**Task description:**
Go through the material below and copy all lines with "Jeugdwet".

**Data in this exercise:**
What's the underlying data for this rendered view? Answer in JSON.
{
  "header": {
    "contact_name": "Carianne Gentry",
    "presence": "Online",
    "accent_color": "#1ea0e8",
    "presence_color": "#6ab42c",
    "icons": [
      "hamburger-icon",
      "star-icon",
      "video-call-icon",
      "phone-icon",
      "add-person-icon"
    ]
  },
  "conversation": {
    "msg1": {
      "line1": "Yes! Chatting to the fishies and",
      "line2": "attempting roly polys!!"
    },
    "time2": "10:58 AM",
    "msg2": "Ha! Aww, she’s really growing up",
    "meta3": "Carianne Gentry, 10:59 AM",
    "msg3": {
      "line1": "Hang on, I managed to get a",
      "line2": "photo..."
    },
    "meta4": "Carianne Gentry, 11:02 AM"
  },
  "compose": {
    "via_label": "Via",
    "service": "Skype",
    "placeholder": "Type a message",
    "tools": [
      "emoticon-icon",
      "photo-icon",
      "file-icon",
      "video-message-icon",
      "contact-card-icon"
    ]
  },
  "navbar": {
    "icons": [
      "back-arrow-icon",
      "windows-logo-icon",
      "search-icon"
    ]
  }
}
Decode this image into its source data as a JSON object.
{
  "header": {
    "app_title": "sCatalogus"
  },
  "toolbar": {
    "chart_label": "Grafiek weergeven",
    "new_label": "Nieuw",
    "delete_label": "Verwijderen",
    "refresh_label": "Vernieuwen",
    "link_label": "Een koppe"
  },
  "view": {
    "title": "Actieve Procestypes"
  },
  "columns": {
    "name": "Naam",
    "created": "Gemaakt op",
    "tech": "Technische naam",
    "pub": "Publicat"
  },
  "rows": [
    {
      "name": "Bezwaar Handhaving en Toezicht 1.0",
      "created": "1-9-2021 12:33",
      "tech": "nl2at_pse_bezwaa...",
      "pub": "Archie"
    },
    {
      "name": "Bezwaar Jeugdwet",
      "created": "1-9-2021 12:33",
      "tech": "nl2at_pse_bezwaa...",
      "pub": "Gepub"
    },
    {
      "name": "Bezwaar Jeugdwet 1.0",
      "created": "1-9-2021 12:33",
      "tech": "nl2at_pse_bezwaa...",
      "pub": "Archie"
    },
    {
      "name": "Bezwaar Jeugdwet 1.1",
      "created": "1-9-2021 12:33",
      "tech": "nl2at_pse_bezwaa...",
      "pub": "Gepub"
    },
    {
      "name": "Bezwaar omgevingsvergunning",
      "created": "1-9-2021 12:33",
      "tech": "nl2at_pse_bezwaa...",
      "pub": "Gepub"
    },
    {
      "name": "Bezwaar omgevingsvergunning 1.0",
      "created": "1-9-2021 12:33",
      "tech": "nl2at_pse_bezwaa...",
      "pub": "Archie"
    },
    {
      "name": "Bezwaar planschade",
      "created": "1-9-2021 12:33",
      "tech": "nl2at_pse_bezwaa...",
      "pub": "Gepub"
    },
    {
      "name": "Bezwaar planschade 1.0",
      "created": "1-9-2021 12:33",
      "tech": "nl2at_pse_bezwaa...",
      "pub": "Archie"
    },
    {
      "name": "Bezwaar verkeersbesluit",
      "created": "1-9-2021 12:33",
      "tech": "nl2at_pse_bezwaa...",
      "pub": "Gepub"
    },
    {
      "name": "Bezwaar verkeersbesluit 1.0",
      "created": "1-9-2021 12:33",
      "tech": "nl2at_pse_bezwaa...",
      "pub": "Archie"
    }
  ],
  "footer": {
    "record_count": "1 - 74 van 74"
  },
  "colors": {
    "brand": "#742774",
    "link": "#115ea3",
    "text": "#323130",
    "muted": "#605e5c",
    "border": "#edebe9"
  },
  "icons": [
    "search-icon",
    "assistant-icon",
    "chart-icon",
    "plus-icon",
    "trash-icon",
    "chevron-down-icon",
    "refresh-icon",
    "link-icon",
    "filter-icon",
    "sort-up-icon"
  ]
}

**Solution for this exercise:**
      "name": "Bezwaar Jeugdwet",
      "name": "Bezwaar Jeugdwet 1.0",
      "name": "Bezwaar Jeugdwet 1.1",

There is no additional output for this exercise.